START Data entries

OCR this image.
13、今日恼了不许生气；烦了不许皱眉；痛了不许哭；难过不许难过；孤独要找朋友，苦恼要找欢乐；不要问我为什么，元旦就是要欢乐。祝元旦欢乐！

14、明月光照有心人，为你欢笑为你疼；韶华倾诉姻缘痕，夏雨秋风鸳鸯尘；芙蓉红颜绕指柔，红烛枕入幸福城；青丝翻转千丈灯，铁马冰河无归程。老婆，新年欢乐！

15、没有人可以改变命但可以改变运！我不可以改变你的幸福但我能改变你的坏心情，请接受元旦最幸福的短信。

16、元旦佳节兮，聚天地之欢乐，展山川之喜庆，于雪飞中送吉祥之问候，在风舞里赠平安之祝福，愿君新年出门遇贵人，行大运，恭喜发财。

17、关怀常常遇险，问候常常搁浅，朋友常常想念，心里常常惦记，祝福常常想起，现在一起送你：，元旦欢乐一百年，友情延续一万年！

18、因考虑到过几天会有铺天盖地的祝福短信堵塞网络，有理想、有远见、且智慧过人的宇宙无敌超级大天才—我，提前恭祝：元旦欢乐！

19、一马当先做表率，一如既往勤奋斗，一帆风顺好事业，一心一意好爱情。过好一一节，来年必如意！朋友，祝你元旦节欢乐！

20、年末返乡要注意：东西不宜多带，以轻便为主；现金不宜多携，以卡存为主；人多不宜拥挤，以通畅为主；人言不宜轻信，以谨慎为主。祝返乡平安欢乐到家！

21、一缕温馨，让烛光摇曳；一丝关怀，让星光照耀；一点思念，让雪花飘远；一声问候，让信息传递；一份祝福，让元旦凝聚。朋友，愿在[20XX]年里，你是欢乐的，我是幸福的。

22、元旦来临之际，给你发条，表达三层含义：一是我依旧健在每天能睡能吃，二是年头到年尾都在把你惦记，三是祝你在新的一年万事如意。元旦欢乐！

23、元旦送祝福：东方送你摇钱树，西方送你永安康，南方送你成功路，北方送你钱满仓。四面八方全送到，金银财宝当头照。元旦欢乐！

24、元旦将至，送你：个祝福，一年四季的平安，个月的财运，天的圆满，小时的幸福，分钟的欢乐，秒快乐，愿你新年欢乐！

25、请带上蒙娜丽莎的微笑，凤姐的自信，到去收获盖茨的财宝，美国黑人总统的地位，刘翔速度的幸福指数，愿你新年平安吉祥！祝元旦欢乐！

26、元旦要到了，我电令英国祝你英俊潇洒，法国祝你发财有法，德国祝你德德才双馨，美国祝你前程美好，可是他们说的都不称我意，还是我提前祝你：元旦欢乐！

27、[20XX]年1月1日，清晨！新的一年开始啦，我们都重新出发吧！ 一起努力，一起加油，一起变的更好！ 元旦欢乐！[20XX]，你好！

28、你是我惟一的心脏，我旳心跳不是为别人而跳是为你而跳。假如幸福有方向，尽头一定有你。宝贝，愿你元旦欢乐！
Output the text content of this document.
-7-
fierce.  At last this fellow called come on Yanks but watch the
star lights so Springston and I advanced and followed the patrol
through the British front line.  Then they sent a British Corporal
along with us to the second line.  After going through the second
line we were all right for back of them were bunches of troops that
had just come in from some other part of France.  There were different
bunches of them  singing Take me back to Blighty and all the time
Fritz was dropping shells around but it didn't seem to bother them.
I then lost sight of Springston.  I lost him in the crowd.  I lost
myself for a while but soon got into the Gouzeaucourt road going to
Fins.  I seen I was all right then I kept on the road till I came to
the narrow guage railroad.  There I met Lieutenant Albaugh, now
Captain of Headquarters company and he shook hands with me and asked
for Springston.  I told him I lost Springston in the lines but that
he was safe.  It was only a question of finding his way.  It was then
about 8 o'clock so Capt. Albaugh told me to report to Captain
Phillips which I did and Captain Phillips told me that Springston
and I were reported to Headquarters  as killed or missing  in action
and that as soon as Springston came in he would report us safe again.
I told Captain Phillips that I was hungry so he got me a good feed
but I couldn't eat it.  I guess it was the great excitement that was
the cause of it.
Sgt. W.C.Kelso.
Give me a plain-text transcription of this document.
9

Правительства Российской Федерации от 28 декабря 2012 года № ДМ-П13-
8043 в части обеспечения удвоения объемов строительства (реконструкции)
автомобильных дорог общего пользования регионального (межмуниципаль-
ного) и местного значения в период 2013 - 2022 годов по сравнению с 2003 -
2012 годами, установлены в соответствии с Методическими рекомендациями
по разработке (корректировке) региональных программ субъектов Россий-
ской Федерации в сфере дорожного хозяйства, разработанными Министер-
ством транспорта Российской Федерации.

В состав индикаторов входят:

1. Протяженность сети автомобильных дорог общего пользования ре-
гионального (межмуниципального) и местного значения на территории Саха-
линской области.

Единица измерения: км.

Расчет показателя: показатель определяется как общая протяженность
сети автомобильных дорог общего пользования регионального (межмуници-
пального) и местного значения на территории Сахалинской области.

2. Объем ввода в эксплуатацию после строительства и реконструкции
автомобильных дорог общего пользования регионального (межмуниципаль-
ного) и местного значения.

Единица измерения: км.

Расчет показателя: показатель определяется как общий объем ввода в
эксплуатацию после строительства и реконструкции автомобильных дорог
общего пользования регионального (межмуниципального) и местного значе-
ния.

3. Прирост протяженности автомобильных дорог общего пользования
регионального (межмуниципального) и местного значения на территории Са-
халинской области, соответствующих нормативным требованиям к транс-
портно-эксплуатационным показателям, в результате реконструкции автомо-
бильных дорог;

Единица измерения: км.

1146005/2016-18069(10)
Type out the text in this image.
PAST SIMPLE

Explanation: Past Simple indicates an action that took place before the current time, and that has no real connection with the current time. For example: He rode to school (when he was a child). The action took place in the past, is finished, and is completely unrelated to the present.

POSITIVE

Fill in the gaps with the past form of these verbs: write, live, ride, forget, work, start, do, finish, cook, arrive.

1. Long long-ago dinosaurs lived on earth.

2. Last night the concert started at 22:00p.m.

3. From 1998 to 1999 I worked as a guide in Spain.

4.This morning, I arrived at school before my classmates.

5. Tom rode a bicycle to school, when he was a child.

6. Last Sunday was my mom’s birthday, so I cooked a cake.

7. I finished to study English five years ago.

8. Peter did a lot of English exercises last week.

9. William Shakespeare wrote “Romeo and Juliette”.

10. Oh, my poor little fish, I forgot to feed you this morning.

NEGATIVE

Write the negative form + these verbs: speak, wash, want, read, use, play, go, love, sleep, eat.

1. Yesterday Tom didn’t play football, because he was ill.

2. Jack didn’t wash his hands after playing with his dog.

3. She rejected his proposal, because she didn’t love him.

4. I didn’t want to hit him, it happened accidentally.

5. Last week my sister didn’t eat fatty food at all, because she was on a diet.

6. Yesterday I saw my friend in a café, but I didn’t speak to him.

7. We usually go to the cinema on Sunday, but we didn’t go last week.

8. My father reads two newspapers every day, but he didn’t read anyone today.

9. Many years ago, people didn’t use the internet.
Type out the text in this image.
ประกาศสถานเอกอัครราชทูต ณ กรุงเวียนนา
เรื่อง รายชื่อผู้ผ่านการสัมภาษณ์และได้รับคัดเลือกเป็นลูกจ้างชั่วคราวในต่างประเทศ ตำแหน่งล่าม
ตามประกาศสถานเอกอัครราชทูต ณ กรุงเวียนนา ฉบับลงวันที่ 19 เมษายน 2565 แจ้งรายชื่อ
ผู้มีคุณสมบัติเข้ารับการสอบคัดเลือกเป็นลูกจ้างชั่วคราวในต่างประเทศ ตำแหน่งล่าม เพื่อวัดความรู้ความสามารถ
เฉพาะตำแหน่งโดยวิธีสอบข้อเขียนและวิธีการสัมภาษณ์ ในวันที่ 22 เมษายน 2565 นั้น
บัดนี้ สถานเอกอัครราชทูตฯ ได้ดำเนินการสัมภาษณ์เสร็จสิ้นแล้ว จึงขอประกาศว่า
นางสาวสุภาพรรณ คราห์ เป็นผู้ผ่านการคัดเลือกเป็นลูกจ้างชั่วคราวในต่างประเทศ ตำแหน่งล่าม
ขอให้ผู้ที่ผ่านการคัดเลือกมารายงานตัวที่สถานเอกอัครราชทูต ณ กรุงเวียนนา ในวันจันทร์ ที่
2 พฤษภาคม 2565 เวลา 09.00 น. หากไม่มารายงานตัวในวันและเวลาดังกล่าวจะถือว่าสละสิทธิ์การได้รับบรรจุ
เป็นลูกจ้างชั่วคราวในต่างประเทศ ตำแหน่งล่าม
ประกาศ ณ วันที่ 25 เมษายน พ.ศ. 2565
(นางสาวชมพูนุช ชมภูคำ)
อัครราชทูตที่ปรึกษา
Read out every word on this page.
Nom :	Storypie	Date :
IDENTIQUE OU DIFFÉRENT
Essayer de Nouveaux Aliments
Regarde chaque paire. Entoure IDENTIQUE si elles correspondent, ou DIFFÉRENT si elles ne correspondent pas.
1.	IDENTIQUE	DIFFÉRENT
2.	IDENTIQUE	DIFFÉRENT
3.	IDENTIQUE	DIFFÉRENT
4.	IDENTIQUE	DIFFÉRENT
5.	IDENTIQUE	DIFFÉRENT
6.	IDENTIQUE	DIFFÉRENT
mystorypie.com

END Data entries

Repeat exactly, and only, the lines from the one containing "Read out every word on this page." through the end of the material.

Read out every word on this page.
Nom :	Storypie	Date :
IDENTIQUE OU DIFFÉRENT
Essayer de Nouveaux Aliments
Regarde chaque paire. Entoure IDENTIQUE si elles correspondent, ou DIFFÉRENT si elles ne correspondent pas.
1.	IDENTIQUE	DIFFÉRENT
2.	IDENTIQUE	DIFFÉRENT
3.	IDENTIQUE	DIFFÉRENT
4.	IDENTIQUE	DIFFÉRENT
5.	IDENTIQUE	DIFFÉRENT
6.	IDENTIQUE	DIFFÉRENT
mystorypie.com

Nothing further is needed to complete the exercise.